(begin)

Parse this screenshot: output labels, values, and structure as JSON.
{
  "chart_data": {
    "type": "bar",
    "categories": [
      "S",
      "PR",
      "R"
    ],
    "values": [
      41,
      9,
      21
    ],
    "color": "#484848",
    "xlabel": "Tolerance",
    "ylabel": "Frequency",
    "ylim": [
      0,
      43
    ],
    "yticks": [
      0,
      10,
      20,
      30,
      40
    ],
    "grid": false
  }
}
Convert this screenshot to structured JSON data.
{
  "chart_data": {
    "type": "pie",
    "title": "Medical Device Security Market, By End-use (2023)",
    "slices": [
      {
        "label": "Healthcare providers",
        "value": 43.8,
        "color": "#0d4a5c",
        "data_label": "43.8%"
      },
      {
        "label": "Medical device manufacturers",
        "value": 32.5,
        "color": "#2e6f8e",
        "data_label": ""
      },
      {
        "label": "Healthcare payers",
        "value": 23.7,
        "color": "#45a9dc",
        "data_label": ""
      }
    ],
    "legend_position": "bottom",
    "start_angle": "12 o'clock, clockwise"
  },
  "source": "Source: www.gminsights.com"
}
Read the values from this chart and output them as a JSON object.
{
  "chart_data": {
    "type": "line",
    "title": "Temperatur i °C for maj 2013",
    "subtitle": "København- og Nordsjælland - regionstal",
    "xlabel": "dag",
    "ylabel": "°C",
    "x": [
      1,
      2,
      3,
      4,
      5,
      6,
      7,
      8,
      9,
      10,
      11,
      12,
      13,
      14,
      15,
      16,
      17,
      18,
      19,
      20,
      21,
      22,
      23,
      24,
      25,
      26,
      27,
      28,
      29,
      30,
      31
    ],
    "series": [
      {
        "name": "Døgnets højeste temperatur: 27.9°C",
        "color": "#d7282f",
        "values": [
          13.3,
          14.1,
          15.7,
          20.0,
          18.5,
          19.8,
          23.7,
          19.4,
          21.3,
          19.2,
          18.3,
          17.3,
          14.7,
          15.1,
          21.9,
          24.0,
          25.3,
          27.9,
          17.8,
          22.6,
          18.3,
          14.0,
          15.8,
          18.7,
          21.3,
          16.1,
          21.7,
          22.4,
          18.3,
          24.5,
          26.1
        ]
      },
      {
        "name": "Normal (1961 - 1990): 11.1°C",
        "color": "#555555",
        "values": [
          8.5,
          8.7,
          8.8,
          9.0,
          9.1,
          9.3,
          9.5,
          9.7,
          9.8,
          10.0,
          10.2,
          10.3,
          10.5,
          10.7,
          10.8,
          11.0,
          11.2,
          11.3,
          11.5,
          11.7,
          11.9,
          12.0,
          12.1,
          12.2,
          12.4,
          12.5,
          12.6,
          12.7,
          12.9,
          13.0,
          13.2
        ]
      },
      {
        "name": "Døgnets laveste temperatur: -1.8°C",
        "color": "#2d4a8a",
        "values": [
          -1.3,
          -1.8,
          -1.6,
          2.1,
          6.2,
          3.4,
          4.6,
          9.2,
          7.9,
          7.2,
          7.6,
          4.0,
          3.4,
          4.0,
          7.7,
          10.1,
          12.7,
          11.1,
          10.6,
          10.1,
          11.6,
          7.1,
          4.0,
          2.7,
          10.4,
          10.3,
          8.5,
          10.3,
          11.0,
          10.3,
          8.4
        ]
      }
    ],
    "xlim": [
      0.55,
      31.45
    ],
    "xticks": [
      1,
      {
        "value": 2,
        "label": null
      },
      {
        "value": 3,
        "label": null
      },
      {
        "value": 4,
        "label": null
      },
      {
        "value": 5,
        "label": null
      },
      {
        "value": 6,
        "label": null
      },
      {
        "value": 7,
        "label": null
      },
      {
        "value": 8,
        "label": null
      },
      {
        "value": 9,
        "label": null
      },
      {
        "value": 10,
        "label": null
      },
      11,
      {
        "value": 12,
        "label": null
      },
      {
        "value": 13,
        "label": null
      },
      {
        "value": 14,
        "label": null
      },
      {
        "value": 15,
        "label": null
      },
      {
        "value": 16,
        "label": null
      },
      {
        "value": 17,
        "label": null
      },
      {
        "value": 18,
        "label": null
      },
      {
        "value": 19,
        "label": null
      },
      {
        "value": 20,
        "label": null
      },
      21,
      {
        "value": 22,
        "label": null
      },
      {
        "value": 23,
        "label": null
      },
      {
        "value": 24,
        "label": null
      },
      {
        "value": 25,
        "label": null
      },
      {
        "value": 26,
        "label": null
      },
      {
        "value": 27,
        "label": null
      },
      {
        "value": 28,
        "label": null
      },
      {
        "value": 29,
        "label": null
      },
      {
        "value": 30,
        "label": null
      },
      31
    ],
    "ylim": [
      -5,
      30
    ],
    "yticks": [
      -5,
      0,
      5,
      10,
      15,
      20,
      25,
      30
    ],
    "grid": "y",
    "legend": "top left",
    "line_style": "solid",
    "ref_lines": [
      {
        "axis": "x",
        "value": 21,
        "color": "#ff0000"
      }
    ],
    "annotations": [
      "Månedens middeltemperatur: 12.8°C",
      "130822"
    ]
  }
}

(end)

→ EXERCISE: Copy out each record from above, exactly.

→ SOLUTION:
Parse this screenshot: output labels, values, and structure as JSON.
{
  "chart_data": {
    "type": "bar",
    "categories": [
      "S",
      "PR",
      "R"
    ],
    "values": [
      41,
      9,
      21
    ],
    "color": "#484848",
    "xlabel": "Tolerance",
    "ylabel": "Frequency",
    "ylim": [
      0,
      43
    ],
    "yticks": [
      0,
      10,
      20,
      30,
      40
    ],
    "grid": false
  }
}
Convert this screenshot to structured JSON data.
{
  "chart_data": {
    "type": "pie",
    "title": "Medical Device Security Market, By End-use (2023)",
    "slices": [
      {
        "label": "Healthcare providers",
        "value": 43.8,
        "color": "#0d4a5c",
        "data_label": "43.8%"
      },
      {
        "label": "Medical device manufacturers",
        "value": 32.5,
        "color": "#2e6f8e",
        "data_label": ""
      },
      {
        "label": "Healthcare payers",
        "value": 23.7,
        "color": "#45a9dc",
        "data_label": ""
      }
    ],
    "legend_position": "bottom",
    "start_angle": "12 o'clock, clockwise"
  },
  "source": "Source: www.gminsights.com"
}
Read the values from this chart and output them as a JSON object.
{
  "chart_data": {
    "type": "line",
    "title": "Temperatur i °C for maj 2013",
    "subtitle": "København- og Nordsjælland - regionstal",
    "xlabel": "dag",
    "ylabel": "°C",
    "x": [
      1,
      2,
      3,
      4,
      5,
      6,
      7,
      8,
      9,
      10,
      11,
      12,
      13,
      14,
      15,
      16,
      17,
      18,
      19,
      20,
      21,
      22,
      23,
      24,
      25,
      26,
      27,
      28,
      29,
      30,
      31
    ],
    "series": [
      {
        "name": "Døgnets højeste temperatur: 27.9°C",
        "color": "#d7282f",
        "values": [
          13.3,
          14.1,
          15.7,
          20.0,
          18.5,
          19.8,
          23.7,
          19.4,
          21.3,
          19.2,
          18.3,
          17.3,
          14.7,
          15.1,
          21.9,
          24.0,
          25.3,
          27.9,
          17.8,
          22.6,
          18.3,
          14.0,
          15.8,
          18.7,
          21.3,
          16.1,
          21.7,
          22.4,
          18.3,
          24.5,
          26.1
        ]
      },
      {
        "name": "Normal (1961 - 1990): 11.1°C",
        "color": "#555555",
        "values": [
          8.5,
          8.7,
          8.8,
          9.0,
          9.1,
          9.3,
          9.5,
          9.7,
          9.8,
          10.0,
          10.2,
          10.3,
          10.5,
          10.7,
          10.8,
          11.0,
          11.2,
          11.3,
          11.5,
          11.7,
          11.9,
          12.0,
          12.1,
          12.2,
          12.4,
          12.5,
          12.6,
          12.7,
          12.9,
          13.0,
          13.2
        ]
      },
      {
        "name": "Døgnets laveste temperatur: -1.8°C",
        "color": "#2d4a8a",
        "values": [
          -1.3,
          -1.8,
          -1.6,
          2.1,
          6.2,
          3.4,
          4.6,
          9.2,
          7.9,
          7.2,
          7.6,
          4.0,
          3.4,
          4.0,
          7.7,
          10.1,
          12.7,
          11.1,
          10.6,
          10.1,
          11.6,
          7.1,
          4.0,
          2.7,
          10.4,
          10.3,
          8.5,
          10.3,
          11.0,
          10.3,
          8.4
        ]
      }
    ],
    "xlim": [
      0.55,
      31.45
    ],
    "xticks": [
      1,
      {
        "value": 2,
        "label": null
      },
      {
        "value": 3,
        "label": null
      },
      {
        "value": 4,
        "label": null
      },
      {
        "value": 5,
        "label": null
      },
      {
        "value": 6,
        "label": null
      },
      {
        "value": 7,
        "label": null
      },
      {
        "value": 8,
        "label": null
      },
      {
        "value": 9,
        "label": null
      },
      {
        "value": 10,
        "label": null
      },
      11,
      {
        "value": 12,
        "label": null
      },
      {
        "value": 13,
        "label": null
      },
      {
        "value": 14,
        "label": null
      },
      {
        "value": 15,
        "label": null
      },
      {
        "value": 16,
        "label": null
      },
      {
        "value": 17,
        "label": null
      },
      {
        "value": 18,
        "label": null
      },
      {
        "value": 19,
        "label": null
      },
      {
        "value": 20,
        "label": null
      },
      21,
      {
        "value": 22,
        "label": null
      },
      {
        "value": 23,
        "label": null
      },
      {
        "value": 24,
        "label": null
      },
      {
        "value": 25,
        "label": null
      },
      {
        "value": 26,
        "label": null
      },
      {
        "value": 27,
        "label": null
      },
      {
        "value": 28,
        "label": null
      },
      {
        "value": 29,
        "label": null
      },
      {
        "value": 30,
        "label": null
      },
      31
    ],
    "ylim": [
      -5,
      30
    ],
    "yticks": [
      -5,
      0,
      5,
      10,
      15,
      20,
      25,
      30
    ],
    "grid": "y",
    "legend": "top left",
    "line_style": "solid",
    "ref_lines": [
      {
        "axis": "x",
        "value": 21,
        "color": "#ff0000"
      }
    ],
    "annotations": [
      "Månedens middeltemperatur: 12.8°C",
      "130822"
    ]
  }
}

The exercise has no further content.